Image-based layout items

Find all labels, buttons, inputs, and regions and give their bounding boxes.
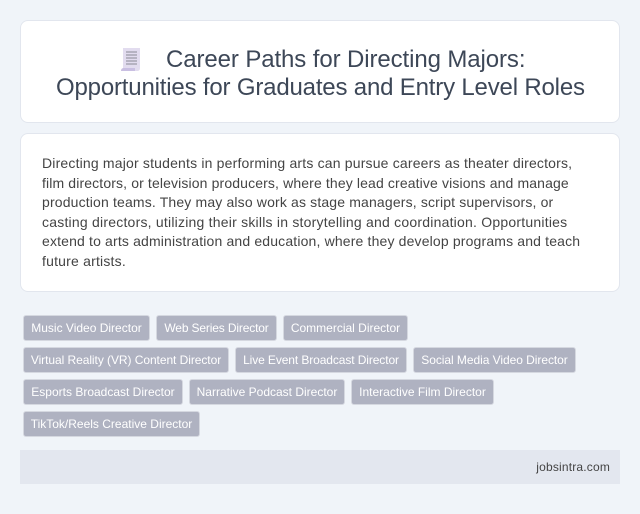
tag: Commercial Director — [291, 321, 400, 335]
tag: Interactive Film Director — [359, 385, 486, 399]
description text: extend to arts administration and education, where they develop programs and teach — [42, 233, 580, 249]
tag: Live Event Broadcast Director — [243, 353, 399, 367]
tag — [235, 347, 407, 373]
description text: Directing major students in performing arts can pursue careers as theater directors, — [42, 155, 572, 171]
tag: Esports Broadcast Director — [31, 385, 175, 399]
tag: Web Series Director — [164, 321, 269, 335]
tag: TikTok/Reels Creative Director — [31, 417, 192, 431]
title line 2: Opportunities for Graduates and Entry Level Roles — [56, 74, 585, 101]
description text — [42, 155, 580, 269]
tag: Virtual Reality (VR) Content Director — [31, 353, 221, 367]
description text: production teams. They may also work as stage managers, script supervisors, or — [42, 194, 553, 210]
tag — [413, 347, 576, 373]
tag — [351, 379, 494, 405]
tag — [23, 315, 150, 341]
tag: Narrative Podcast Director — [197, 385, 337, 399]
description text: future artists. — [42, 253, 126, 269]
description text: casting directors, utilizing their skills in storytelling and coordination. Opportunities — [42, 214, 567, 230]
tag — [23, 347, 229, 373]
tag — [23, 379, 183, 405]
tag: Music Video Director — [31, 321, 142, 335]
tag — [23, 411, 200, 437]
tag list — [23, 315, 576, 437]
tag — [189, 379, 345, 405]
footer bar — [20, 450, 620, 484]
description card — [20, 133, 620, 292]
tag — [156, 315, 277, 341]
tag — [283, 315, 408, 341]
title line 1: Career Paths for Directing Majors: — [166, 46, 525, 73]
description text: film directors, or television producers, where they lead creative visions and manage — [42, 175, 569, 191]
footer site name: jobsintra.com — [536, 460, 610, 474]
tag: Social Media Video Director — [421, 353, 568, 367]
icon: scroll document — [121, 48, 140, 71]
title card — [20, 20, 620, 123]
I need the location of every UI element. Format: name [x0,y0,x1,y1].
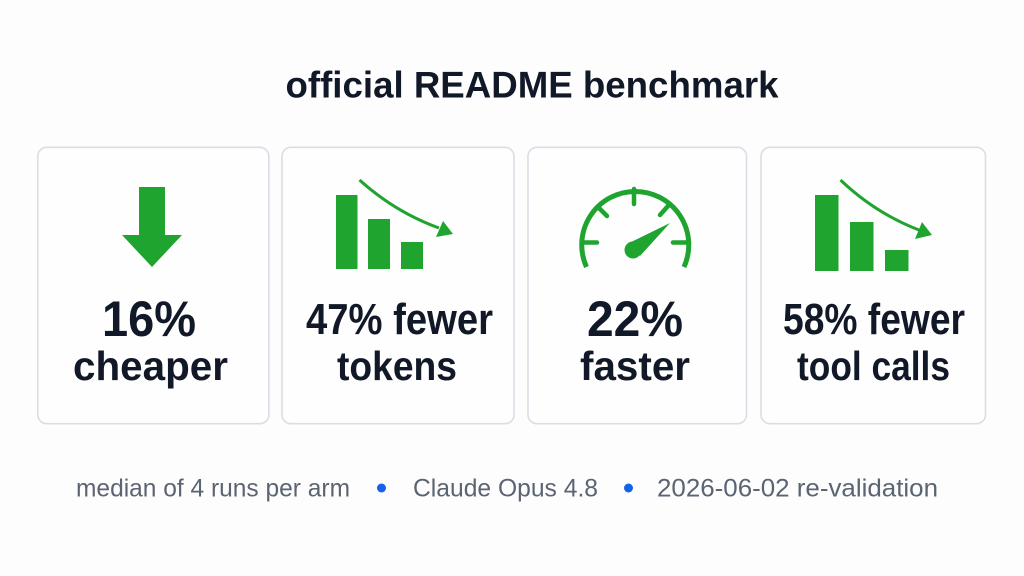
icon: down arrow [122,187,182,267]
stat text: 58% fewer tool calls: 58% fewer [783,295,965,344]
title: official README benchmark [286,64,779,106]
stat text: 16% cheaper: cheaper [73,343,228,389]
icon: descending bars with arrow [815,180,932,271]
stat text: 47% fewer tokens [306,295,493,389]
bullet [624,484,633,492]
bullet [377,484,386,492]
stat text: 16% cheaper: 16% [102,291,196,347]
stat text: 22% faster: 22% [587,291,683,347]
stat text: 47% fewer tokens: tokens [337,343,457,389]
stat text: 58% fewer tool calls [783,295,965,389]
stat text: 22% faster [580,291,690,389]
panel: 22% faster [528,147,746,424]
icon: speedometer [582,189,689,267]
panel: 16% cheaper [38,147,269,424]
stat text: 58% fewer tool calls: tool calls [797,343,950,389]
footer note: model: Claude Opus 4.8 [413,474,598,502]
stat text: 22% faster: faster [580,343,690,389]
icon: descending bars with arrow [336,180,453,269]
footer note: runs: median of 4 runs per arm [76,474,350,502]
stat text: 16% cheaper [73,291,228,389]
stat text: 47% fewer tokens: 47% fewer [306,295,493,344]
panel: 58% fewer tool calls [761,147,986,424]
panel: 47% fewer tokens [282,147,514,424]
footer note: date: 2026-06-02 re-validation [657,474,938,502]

## What you have to do
Please lay out as a JSON list of strings the lines of the items above, starting with the line that contains "icon: down arrow [122,187,182,267]" and going on through the line that contains "stat text: 22% faster: 22% [587,291,683,347]", with one string per line and blank lines left out.

## Task answer
[
  "icon: down arrow [122,187,182,267]",
  "stat text: 58% fewer tool calls: 58% fewer [783,295,965,344]",
  "title: official README benchmark [286,64,779,106]",
  "stat text: 16% cheaper: cheaper [73,343,228,389]",
  "icon: descending bars with arrow [815,180,932,271]",
  "stat text: 47% fewer tokens [306,295,493,389]",
  "bullet [624,484,633,492]",
  "bullet [377,484,386,492]",
  "stat text: 16% cheaper: 16% [102,291,196,347]",
  "stat text: 22% faster: 22% [587,291,683,347]"
]